Can you write out all the lines word for word, with no pictures?

^^^^

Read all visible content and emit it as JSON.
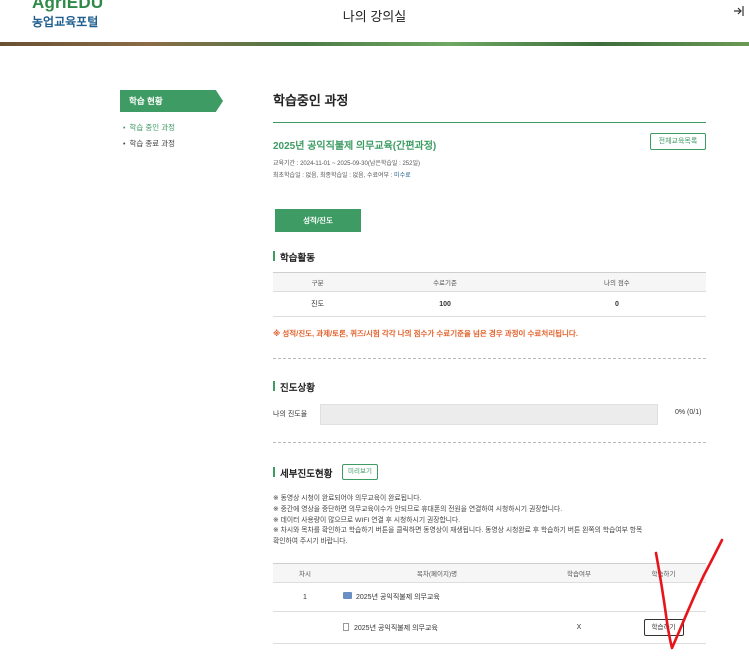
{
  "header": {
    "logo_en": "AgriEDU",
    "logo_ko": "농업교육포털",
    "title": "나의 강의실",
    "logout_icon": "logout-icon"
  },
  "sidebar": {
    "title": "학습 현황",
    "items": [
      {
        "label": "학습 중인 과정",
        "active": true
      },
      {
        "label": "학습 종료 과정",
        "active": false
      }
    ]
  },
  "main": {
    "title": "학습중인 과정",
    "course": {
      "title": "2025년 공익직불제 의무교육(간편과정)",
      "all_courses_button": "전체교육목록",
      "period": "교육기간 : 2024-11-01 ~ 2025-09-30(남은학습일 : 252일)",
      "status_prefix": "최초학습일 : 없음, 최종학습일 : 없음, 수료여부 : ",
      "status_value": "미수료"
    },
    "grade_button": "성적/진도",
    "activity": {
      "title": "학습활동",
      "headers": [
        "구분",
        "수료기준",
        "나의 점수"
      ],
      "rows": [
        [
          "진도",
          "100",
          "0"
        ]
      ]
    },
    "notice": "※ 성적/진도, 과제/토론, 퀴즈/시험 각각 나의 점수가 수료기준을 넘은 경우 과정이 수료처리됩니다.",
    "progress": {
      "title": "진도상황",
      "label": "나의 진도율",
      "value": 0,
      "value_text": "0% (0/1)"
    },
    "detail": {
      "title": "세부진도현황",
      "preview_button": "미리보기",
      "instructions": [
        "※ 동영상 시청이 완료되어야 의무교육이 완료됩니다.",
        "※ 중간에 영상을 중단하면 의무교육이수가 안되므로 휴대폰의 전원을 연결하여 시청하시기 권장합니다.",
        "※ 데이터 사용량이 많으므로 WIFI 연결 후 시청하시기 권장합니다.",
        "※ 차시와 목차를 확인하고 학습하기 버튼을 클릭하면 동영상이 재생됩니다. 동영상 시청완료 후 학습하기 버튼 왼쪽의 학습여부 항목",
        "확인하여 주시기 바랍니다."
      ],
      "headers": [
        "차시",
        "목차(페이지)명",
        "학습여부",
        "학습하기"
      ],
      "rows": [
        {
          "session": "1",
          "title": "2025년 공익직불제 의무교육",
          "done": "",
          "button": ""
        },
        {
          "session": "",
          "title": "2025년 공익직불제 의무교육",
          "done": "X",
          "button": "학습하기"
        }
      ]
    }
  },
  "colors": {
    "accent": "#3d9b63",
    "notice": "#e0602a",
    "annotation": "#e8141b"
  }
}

^^^^

### [Worked answer]
Read all visible content and emit it as JSON.
{
  "header": {
    "logo_en": "AgriEDU",
    "logo_ko": "농업교육포털",
    "title": "나의 강의실",
    "logout_icon": "logout-icon"
  },
  "sidebar": {
    "title": "학습 현황",
    "items": [
      {
        "label": "학습 중인 과정",
        "active": true
      },
      {
        "label": "학습 종료 과정",
        "active": false
      }
    ]
  },
  "main": {
    "title": "학습중인 과정",
    "course": {
      "title": "2025년 공익직불제 의무교육(간편과정)",
      "all_courses_button": "전체교육목록",
      "period": "교육기간 : 2024-11-01 ~ 2025-09-30(남은학습일 : 252일)",
      "status_prefix": "최초학습일 : 없음, 최종학습일 : 없음, 수료여부 : ",
      "status_value": "미수료"
    },
    "grade_button": "성적/진도",
    "activity": {
      "title": "학습활동",
      "headers": [
        "구분",
        "수료기준",
        "나의 점수"
      ],
      "rows": [
        [
          "진도",
          "100",
          "0"
        ]
      ]
    },
    "notice": "※ 성적/진도, 과제/토론, 퀴즈/시험 각각 나의 점수가 수료기준을 넘은 경우 과정이 수료처리됩니다.",
    "progress": {
      "title": "진도상황",
      "label": "나의 진도율",
      "value": 0,
      "value_text": "0% (0/1)"
    },
    "detail": {
      "title": "세부진도현황",
      "preview_button": "미리보기",
      "instructions": [
        "※ 동영상 시청이 완료되어야 의무교육이 완료됩니다.",
        "※ 중간에 영상을 중단하면 의무교육이수가 안되므로 휴대폰의 전원을 연결하여 시청하시기 권장합니다.",
        "※ 데이터 사용량이 많으므로 WIFI 연결 후 시청하시기 권장합니다.",
        "※ 차시와 목차를 확인하고 학습하기 버튼을 클릭하면 동영상이 재생됩니다. 동영상 시청완료 후 학습하기 버튼 왼쪽의 학습여부 항목",
        "확인하여 주시기 바랍니다."
      ],
      "headers": [
        "차시",
        "목차(페이지)명",
        "학습여부",
        "학습하기"
      ],
      "rows": [
        {
          "session": "1",
          "title": "2025년 공익직불제 의무교육",
          "done": "",
          "button": ""
        },
        {
          "session": "",
          "title": "2025년 공익직불제 의무교육",
          "done": "X",
          "button": "학습하기"
        }
      ]
    }
  },
  "colors": {
    "accent": "#3d9b63",
    "notice": "#e0602a",
    "annotation": "#e8141b"
  }
}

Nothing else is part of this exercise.